* What the exercise asks: Wherever the string "refers" appears in a line, extract that line.

═══ Recorded data

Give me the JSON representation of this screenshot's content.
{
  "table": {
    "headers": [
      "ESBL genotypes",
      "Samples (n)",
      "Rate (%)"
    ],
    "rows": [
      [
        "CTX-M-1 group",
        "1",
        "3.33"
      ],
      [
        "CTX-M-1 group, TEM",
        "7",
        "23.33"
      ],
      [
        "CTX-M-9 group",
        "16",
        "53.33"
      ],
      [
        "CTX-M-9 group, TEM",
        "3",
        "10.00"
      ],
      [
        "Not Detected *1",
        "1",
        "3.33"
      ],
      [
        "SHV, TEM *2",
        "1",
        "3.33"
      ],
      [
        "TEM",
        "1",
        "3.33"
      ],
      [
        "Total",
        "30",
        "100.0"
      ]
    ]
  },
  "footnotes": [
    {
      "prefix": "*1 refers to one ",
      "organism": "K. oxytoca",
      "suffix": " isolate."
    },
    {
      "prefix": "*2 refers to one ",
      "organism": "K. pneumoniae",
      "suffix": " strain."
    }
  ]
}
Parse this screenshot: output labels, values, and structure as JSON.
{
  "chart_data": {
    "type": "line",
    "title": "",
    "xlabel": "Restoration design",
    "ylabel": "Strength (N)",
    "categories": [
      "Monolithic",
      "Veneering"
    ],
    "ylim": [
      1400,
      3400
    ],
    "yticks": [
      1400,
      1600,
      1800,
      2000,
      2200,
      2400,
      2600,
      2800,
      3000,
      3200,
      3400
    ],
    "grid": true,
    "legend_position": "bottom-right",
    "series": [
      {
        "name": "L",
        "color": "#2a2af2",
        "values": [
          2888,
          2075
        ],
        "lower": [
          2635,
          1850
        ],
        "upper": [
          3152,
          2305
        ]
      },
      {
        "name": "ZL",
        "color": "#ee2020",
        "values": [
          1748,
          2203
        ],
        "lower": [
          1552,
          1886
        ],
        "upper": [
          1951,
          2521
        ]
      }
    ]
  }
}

══════

* The reply:
      "prefix": "*1 refers to one ",
      "prefix": "*2 refers to one ",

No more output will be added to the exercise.